• **Task details**:
Copy exactly the lines from the one containing "Serialize everything readable" through the last line of the records, both included, and nothing more.

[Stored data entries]
▶

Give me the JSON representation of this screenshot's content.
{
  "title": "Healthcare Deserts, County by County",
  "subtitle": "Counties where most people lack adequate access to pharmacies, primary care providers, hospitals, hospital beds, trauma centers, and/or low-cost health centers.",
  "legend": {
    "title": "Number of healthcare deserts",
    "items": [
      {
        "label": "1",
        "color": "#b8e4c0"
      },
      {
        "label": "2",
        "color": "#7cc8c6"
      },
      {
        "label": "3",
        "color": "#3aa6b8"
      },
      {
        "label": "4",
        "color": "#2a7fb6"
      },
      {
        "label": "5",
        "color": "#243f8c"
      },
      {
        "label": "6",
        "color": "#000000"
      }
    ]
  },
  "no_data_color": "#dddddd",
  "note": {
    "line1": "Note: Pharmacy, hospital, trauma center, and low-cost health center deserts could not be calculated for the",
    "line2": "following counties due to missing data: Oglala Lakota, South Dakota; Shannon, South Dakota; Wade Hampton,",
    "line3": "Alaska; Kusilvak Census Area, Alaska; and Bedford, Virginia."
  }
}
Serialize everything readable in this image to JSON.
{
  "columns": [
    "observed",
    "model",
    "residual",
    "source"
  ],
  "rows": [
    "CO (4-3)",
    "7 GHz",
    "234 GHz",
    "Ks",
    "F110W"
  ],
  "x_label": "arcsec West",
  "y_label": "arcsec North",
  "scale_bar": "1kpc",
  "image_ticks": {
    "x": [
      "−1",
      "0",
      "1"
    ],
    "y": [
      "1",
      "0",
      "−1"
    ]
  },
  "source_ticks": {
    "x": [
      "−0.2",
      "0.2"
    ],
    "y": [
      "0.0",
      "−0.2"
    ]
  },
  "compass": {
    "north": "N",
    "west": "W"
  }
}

◀

• **Finished answer**:
Serialize everything readable in this image to JSON.
{
  "columns": [
    "observed",
    "model",
    "residual",
    "source"
  ],
  "rows": [
    "CO (4-3)",
    "7 GHz",
    "234 GHz",
    "Ks",
    "F110W"
  ],
  "x_label": "arcsec West",
  "y_label": "arcsec North",
  "scale_bar": "1kpc",
  "image_ticks": {
    "x": [
      "−1",
      "0",
      "1"
    ],
    "y": [
      "1",
      "0",
      "−1"
    ]
  },
  "source_ticks": {
    "x": [
      "−0.2",
      "0.2"
    ],
    "y": [
      "0.0",
      "−0.2"
    ]
  },
  "compass": {
    "north": "N",
    "west": "W"
  }
}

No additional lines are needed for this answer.